**Prompt:** Extract every record, exactly as written, and ignore the pictures.

□ □ □

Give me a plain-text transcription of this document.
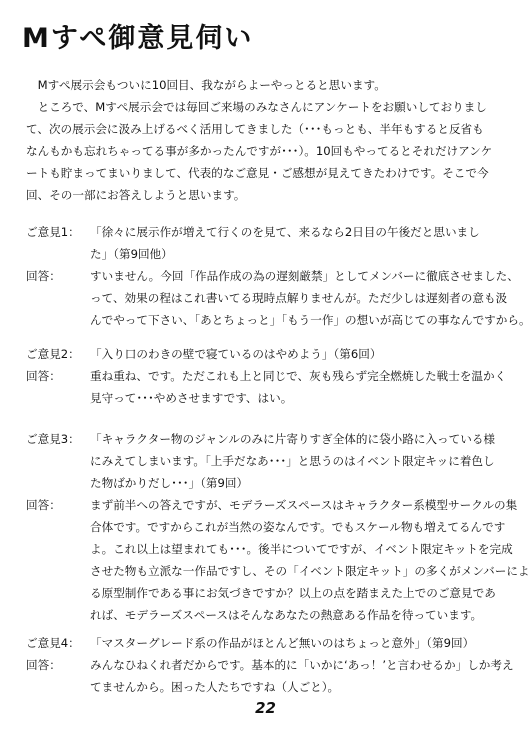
Mすぺ御意見伺い

Mすぺ展示会もついに10回目、我ながらよーやっとると思います。

ところで、Mすぺ展示会では毎回ご来場のみなさんにアンケートをお願いしておりまし

て、次の展示会に汲み上げるべく活用してきました（･･･もっとも、半年もすると反省も

なんもかも忘れちゃってる事が多かったんですが･･･）。10回もやってるとそれだけアンケ

ートも貯まってまいりまして、代表的なご意見・ご感想が見えてきたわけです。そこで今

回、その一部にお答えしようと思います。

ご意見1： 「徐々に展示作が増えて行くのを見て、来るなら2日目の午後だと思いまし
た」（第9回他）
回答：	すいません。今回「作品作成の為の遅刻厳禁」としてメンバーに徹底させました、
って、効果の程はこれ書いてる現時点解りませんが。ただ少しは遅刻者の意も汲
んでやって下さい、「あとちょっと」「もう一作」の想いが高じての事なんですから。
ご意見2： 「入り口のわきの壁で寝ているのはやめよう」（第6回）
回答：	重ね重ね、です。ただこれも上と同じで、灰も残らず完全燃焼した戦士を温かく
見守って･･･やめさせますです、はい。
ご意見3： 「キャラクター物のジャンルのみに片寄りすぎ全体的に袋小路に入っている様
にみえてしまいます。「上手だなあ･･･」と思うのはイベント限定キッに着色し
た物ばかりだし･･･」（第9回）
回答：	まず前半への答えですが、モデラーズスペースはキャラクター系模型サークルの集
合体です。ですからこれが当然の姿なんです。でもスケール物も増えてるんです
よ。これ以上は望まれても･･･。後半についてですが、イベント限定キットを完成
させた物も立派な一作品ですし、その「イベント限定キット」の多くがメンバーによ
る原型制作である事にお気づきですか？以上の点を踏まえた上でのご意見であ
れば、モデラーズスペースはそんなあなたの熱意ある作品を待っています。
ご意見4： 「マスターグレード系の作品がほとんど無いのはちょっと意外」（第9回）
回答：	みんなひねくれ者だからです。基本的に「いかに‘あっ！’と言わせるか」しか考え
てませんから。困った人たちですね（人ごと）。
22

□ □ □

**Right answer:**
Give me a plain-text transcription of this document.
Mすぺ御意見伺い

Mすぺ展示会もついに10回目、我ながらよーやっとると思います。

ところで、Mすぺ展示会では毎回ご来場のみなさんにアンケートをお願いしておりまし

て、次の展示会に汲み上げるべく活用してきました（･･･もっとも、半年もすると反省も

なんもかも忘れちゃってる事が多かったんですが･･･）。10回もやってるとそれだけアンケ

ートも貯まってまいりまして、代表的なご意見・ご感想が見えてきたわけです。そこで今

回、その一部にお答えしようと思います。

ご意見1： 「徐々に展示作が増えて行くのを見て、来るなら2日目の午後だと思いまし
た」（第9回他）
回答：	すいません。今回「作品作成の為の遅刻厳禁」としてメンバーに徹底させました、
って、効果の程はこれ書いてる現時点解りませんが。ただ少しは遅刻者の意も汲
んでやって下さい、「あとちょっと」「もう一作」の想いが高じての事なんですから。
ご意見2： 「入り口のわきの壁で寝ているのはやめよう」（第6回）
回答：	重ね重ね、です。ただこれも上と同じで、灰も残らず完全燃焼した戦士を温かく
見守って･･･やめさせますです、はい。
ご意見3： 「キャラクター物のジャンルのみに片寄りすぎ全体的に袋小路に入っている様
にみえてしまいます。「上手だなあ･･･」と思うのはイベント限定キッに着色し
た物ばかりだし･･･」（第9回）
回答：	まず前半への答えですが、モデラーズスペースはキャラクター系模型サークルの集
合体です。ですからこれが当然の姿なんです。でもスケール物も増えてるんです
よ。これ以上は望まれても･･･。後半についてですが、イベント限定キットを完成
させた物も立派な一作品ですし、その「イベント限定キット」の多くがメンバーによ
る原型制作である事にお気づきですか？以上の点を踏まえた上でのご意見であ
れば、モデラーズスペースはそんなあなたの熱意ある作品を待っています。
ご意見4： 「マスターグレード系の作品がほとんど無いのはちょっと意外」（第9回）
回答：	みんなひねくれ者だからです。基本的に「いかに‘あっ！’と言わせるか」しか考え
てませんから。困った人たちですね（人ごと）。
22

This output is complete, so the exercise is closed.